**What the exercise asks**.
Your task is to repeat the listing exactly.

[Collected data]
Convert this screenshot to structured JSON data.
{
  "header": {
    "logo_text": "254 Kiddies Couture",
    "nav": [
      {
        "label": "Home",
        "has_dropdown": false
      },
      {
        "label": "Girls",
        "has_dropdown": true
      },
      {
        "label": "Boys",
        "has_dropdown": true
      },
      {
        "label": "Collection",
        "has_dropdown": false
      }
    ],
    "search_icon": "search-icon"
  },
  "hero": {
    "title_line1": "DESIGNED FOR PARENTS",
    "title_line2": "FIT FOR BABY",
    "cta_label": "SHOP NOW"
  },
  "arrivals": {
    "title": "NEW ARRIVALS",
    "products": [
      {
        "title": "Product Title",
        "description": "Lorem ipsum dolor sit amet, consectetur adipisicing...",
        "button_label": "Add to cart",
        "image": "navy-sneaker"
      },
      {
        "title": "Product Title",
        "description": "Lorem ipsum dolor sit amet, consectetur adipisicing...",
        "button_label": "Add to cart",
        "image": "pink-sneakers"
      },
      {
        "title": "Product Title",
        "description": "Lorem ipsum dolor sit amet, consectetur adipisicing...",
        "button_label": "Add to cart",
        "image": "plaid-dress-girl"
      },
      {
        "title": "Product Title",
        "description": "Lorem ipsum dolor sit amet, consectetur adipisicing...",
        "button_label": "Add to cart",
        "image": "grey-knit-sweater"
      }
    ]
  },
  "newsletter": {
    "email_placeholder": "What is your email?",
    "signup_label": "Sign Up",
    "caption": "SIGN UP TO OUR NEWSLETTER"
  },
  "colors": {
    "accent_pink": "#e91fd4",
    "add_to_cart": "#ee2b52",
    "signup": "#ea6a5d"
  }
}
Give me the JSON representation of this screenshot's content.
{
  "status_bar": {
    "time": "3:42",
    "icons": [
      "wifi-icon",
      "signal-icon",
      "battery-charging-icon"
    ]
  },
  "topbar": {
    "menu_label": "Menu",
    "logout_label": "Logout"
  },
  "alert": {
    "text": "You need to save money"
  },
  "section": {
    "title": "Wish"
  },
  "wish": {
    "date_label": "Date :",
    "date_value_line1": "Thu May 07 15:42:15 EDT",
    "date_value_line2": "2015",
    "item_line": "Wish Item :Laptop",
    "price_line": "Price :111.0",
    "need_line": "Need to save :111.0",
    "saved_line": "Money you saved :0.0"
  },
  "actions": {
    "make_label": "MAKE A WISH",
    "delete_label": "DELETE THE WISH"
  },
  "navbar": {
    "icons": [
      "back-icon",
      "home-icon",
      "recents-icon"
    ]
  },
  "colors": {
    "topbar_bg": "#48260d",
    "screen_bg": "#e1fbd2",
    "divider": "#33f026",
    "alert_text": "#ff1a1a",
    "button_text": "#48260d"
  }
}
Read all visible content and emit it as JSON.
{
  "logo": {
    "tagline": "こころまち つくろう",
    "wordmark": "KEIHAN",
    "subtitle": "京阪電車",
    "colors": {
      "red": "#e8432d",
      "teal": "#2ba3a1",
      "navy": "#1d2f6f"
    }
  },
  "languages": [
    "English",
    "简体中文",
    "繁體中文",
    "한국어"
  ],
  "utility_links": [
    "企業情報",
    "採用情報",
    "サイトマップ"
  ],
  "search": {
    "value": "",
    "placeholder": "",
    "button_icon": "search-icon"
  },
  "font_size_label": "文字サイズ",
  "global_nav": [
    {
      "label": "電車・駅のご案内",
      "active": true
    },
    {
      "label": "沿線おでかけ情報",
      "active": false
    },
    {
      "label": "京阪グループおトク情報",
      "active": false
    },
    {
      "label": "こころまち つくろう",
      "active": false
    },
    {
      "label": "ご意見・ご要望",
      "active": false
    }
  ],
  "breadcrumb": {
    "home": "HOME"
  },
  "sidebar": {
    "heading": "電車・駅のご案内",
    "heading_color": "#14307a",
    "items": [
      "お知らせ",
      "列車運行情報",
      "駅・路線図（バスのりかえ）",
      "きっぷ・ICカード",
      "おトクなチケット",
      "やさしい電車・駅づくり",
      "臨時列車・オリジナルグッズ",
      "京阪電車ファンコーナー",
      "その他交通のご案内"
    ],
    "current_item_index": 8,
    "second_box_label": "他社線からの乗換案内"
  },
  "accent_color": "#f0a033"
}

**Exercise output**.
Convert this screenshot to structured JSON data.
{
  "header": {
    "logo_text": "254 Kiddies Couture",
    "nav": [
      {
        "label": "Home",
        "has_dropdown": false
      },
      {
        "label": "Girls",
        "has_dropdown": true
      },
      {
        "label": "Boys",
        "has_dropdown": true
      },
      {
        "label": "Collection",
        "has_dropdown": false
      }
    ],
    "search_icon": "search-icon"
  },
  "hero": {
    "title_line1": "DESIGNED FOR PARENTS",
    "title_line2": "FIT FOR BABY",
    "cta_label": "SHOP NOW"
  },
  "arrivals": {
    "title": "NEW ARRIVALS",
    "products": [
      {
        "title": "Product Title",
        "description": "Lorem ipsum dolor sit amet, consectetur adipisicing...",
        "button_label": "Add to cart",
        "image": "navy-sneaker"
      },
      {
        "title": "Product Title",
        "description": "Lorem ipsum dolor sit amet, consectetur adipisicing...",
        "button_label": "Add to cart",
        "image": "pink-sneakers"
      },
      {
        "title": "Product Title",
        "description": "Lorem ipsum dolor sit amet, consectetur adipisicing...",
        "button_label": "Add to cart",
        "image": "plaid-dress-girl"
      },
      {
        "title": "Product Title",
        "description": "Lorem ipsum dolor sit amet, consectetur adipisicing...",
        "button_label": "Add to cart",
        "image": "grey-knit-sweater"
      }
    ]
  },
  "newsletter": {
    "email_placeholder": "What is your email?",
    "signup_label": "Sign Up",
    "caption": "SIGN UP TO OUR NEWSLETTER"
  },
  "colors": {
    "accent_pink": "#e91fd4",
    "add_to_cart": "#ee2b52",
    "signup": "#ea6a5d"
  }
}
Give me the JSON representation of this screenshot's content.
{
  "status_bar": {
    "time": "3:42",
    "icons": [
      "wifi-icon",
      "signal-icon",
      "battery-charging-icon"
    ]
  },
  "topbar": {
    "menu_label": "Menu",
    "logout_label": "Logout"
  },
  "alert": {
    "text": "You need to save money"
  },
  "section": {
    "title": "Wish"
  },
  "wish": {
    "date_label": "Date :",
    "date_value_line1": "Thu May 07 15:42:15 EDT",
    "date_value_line2": "2015",
    "item_line": "Wish Item :Laptop",
    "price_line": "Price :111.0",
    "need_line": "Need to save :111.0",
    "saved_line": "Money you saved :0.0"
  },
  "actions": {
    "make_label": "MAKE A WISH",
    "delete_label": "DELETE THE WISH"
  },
  "navbar": {
    "icons": [
      "back-icon",
      "home-icon",
      "recents-icon"
    ]
  },
  "colors": {
    "topbar_bg": "#48260d",
    "screen_bg": "#e1fbd2",
    "divider": "#33f026",
    "alert_text": "#ff1a1a",
    "button_text": "#48260d"
  }
}
Read all visible content and emit it as JSON.
{
  "logo": {
    "tagline": "こころまち つくろう",
    "wordmark": "KEIHAN",
    "subtitle": "京阪電車",
    "colors": {
      "red": "#e8432d",
      "teal": "#2ba3a1",
      "navy": "#1d2f6f"
    }
  },
  "languages": [
    "English",
    "简体中文",
    "繁體中文",
    "한국어"
  ],
  "utility_links": [
    "企業情報",
    "採用情報",
    "サイトマップ"
  ],
  "search": {
    "value": "",
    "placeholder": "",
    "button_icon": "search-icon"
  },
  "font_size_label": "文字サイズ",
  "global_nav": [
    {
      "label": "電車・駅のご案内",
      "active": true
    },
    {
      "label": "沿線おでかけ情報",
      "active": false
    },
    {
      "label": "京阪グループおトク情報",
      "active": false
    },
    {
      "label": "こころまち つくろう",
      "active": false
    },
    {
      "label": "ご意見・ご要望",
      "active": false
    }
  ],
  "breadcrumb": {
    "home": "HOME"
  },
  "sidebar": {
    "heading": "電車・駅のご案内",
    "heading_color": "#14307a",
    "items": [
      "お知らせ",
      "列車運行情報",
      "駅・路線図（バスのりかえ）",
      "きっぷ・ICカード",
      "おトクなチケット",
      "やさしい電車・駅づくり",
      "臨時列車・オリジナルグッズ",
      "京阪電車ファンコーナー",
      "その他交通のご案内"
    ],
    "current_item_index": 8,
    "second_box_label": "他社線からの乗換案内"
  },
  "accent_color": "#f0a033"
}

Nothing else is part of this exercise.